■ Requirement ■
Write the data out again, exactly as given.

■ Data shown ■

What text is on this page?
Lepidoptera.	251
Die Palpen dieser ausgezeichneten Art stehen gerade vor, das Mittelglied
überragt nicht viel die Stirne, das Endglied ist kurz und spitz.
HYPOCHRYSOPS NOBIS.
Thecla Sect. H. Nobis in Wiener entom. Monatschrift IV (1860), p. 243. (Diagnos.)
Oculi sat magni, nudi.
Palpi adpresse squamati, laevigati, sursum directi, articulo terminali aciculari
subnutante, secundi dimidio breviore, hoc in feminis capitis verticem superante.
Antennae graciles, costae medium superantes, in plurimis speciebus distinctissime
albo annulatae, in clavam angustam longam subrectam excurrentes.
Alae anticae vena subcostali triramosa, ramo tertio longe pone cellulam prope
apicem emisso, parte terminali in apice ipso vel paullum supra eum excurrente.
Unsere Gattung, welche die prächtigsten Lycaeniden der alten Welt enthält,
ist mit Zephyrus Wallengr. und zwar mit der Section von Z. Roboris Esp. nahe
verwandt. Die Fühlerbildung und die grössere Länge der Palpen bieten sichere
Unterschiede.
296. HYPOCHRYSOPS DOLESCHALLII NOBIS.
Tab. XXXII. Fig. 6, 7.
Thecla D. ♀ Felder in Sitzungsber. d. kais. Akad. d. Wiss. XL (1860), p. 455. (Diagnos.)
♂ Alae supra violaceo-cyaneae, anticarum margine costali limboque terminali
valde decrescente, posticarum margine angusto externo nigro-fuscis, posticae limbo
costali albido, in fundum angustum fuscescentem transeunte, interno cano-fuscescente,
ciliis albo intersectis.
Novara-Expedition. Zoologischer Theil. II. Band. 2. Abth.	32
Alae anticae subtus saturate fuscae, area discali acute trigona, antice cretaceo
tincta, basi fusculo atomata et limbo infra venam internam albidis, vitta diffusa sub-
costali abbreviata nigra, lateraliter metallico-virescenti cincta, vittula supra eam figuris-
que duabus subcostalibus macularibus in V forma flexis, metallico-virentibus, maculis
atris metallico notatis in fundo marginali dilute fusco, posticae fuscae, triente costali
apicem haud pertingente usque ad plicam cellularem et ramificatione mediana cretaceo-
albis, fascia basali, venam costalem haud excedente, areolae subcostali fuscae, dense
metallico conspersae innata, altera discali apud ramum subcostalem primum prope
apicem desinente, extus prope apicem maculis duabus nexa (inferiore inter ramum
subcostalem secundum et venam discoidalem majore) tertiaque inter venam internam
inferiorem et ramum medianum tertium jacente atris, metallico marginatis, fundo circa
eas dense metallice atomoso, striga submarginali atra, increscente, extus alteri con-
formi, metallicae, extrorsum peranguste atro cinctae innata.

■ Problem solution ■
What text is on this page?
Lepidoptera.	251
Die Palpen dieser ausgezeichneten Art stehen gerade vor, das Mittelglied
überragt nicht viel die Stirne, das Endglied ist kurz und spitz.
HYPOCHRYSOPS NOBIS.
Thecla Sect. H. Nobis in Wiener entom. Monatschrift IV (1860), p. 243. (Diagnos.)
Oculi sat magni, nudi.
Palpi adpresse squamati, laevigati, sursum directi, articulo terminali aciculari
subnutante, secundi dimidio breviore, hoc in feminis capitis verticem superante.
Antennae graciles, costae medium superantes, in plurimis speciebus distinctissime
albo annulatae, in clavam angustam longam subrectam excurrentes.
Alae anticae vena subcostali triramosa, ramo tertio longe pone cellulam prope
apicem emisso, parte terminali in apice ipso vel paullum supra eum excurrente.
Unsere Gattung, welche die prächtigsten Lycaeniden der alten Welt enthält,
ist mit Zephyrus Wallengr. und zwar mit der Section von Z. Roboris Esp. nahe
verwandt. Die Fühlerbildung und die grössere Länge der Palpen bieten sichere
Unterschiede.
296. HYPOCHRYSOPS DOLESCHALLII NOBIS.
Tab. XXXII. Fig. 6, 7.
Thecla D. ♀ Felder in Sitzungsber. d. kais. Akad. d. Wiss. XL (1860), p. 455. (Diagnos.)
♂ Alae supra violaceo-cyaneae, anticarum margine costali limboque terminali
valde decrescente, posticarum margine angusto externo nigro-fuscis, posticae limbo
costali albido, in fundum angustum fuscescentem transeunte, interno cano-fuscescente,
ciliis albo intersectis.
Novara-Expedition. Zoologischer Theil. II. Band. 2. Abth.	32
Alae anticae subtus saturate fuscae, area discali acute trigona, antice cretaceo
tincta, basi fusculo atomata et limbo infra venam internam albidis, vitta diffusa sub-
costali abbreviata nigra, lateraliter metallico-virescenti cincta, vittula supra eam figuris-
que duabus subcostalibus macularibus in V forma flexis, metallico-virentibus, maculis
atris metallico notatis in fundo marginali dilute fusco, posticae fuscae, triente costali
apicem haud pertingente usque ad plicam cellularem et ramificatione mediana cretaceo-
albis, fascia basali, venam costalem haud excedente, areolae subcostali fuscae, dense
metallico conspersae innata, altera discali apud ramum subcostalem primum prope
apicem desinente, extus prope apicem maculis duabus nexa (inferiore inter ramum
subcostalem secundum et venam discoidalem majore) tertiaque inter venam internam
inferiorem et ramum medianum tertium jacente atris, metallico marginatis, fundo circa
eas dense metallice atomoso, striga submarginali atra, increscente, extus alteri con-
formi, metallicae, extrorsum peranguste atro cinctae innata.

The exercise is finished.